═══ Given information
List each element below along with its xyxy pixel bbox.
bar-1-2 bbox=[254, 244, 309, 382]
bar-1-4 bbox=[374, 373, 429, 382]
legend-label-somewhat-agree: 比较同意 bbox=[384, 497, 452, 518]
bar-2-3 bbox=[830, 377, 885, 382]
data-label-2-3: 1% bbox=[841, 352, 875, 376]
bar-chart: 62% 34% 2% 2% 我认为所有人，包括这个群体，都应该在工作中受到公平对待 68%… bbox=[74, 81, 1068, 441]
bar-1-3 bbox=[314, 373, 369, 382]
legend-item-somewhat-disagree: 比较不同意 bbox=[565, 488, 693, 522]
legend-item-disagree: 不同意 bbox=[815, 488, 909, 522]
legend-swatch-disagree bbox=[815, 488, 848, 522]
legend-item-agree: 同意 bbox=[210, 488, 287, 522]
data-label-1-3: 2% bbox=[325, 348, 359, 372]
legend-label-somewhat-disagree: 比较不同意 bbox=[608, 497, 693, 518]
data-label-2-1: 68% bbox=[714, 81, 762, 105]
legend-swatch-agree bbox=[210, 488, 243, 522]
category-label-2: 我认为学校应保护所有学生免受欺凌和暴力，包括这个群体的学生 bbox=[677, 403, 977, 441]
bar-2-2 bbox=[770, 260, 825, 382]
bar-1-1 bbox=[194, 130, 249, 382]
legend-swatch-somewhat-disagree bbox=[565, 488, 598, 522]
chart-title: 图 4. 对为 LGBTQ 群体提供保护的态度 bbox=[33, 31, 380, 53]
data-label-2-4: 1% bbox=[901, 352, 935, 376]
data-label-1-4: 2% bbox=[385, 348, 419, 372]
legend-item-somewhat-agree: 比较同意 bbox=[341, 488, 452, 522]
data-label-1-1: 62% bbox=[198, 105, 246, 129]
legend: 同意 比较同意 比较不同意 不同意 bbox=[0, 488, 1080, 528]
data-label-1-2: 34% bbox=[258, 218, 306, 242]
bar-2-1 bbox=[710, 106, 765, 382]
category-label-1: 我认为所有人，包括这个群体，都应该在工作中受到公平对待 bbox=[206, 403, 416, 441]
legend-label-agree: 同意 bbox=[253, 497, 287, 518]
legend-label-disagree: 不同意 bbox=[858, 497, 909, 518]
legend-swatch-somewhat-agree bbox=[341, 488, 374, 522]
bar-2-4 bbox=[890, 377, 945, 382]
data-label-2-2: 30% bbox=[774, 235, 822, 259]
══════
The request:
Reproduce every one of the lines above, character for character, with nothing added or left out.

Solution for this problem:
List each element below along with its xyxy pixel bbox.
bar-1-2 bbox=[254, 244, 309, 382]
bar-1-4 bbox=[374, 373, 429, 382]
legend-label-somewhat-agree: 比较同意 bbox=[384, 497, 452, 518]
bar-2-3 bbox=[830, 377, 885, 382]
data-label-2-3: 1% bbox=[841, 352, 875, 376]
bar-chart: 62% 34% 2% 2% 我认为所有人，包括这个群体，都应该在工作中受到公平对待 68%… bbox=[74, 81, 1068, 441]
bar-1-3 bbox=[314, 373, 369, 382]
legend-item-somewhat-disagree: 比较不同意 bbox=[565, 488, 693, 522]
legend-item-disagree: 不同意 bbox=[815, 488, 909, 522]
legend-swatch-disagree bbox=[815, 488, 848, 522]
legend-item-agree: 同意 bbox=[210, 488, 287, 522]
data-label-1-3: 2% bbox=[325, 348, 359, 372]
legend-label-somewhat-disagree: 比较不同意 bbox=[608, 497, 693, 518]
data-label-2-1: 68% bbox=[714, 81, 762, 105]
legend-swatch-agree bbox=[210, 488, 243, 522]
category-label-2: 我认为学校应保护所有学生免受欺凌和暴力，包括这个群体的学生 bbox=[677, 403, 977, 441]
bar-2-2 bbox=[770, 260, 825, 382]
bar-1-1 bbox=[194, 130, 249, 382]
legend-swatch-somewhat-disagree bbox=[565, 488, 598, 522]
chart-title: 图 4. 对为 LGBTQ 群体提供保护的态度 bbox=[33, 31, 380, 53]
data-label-2-4: 1% bbox=[901, 352, 935, 376]
data-label-1-4: 2% bbox=[385, 348, 419, 372]
legend-item-somewhat-agree: 比较同意 bbox=[341, 488, 452, 522]
data-label-1-1: 62% bbox=[198, 105, 246, 129]
legend: 同意 比较同意 比较不同意 不同意 bbox=[0, 488, 1080, 528]
data-label-1-2: 34% bbox=[258, 218, 306, 242]
bar-2-1 bbox=[710, 106, 765, 382]
category-label-1: 我认为所有人，包括这个群体，都应该在工作中受到公平对待 bbox=[206, 403, 416, 441]
legend-label-agree: 同意 bbox=[253, 497, 287, 518]
legend-label-disagree: 不同意 bbox=[858, 497, 909, 518]
legend-swatch-somewhat-agree bbox=[341, 488, 374, 522]
bar-2-4 bbox=[890, 377, 945, 382]
data-label-2-2: 30% bbox=[774, 235, 822, 259]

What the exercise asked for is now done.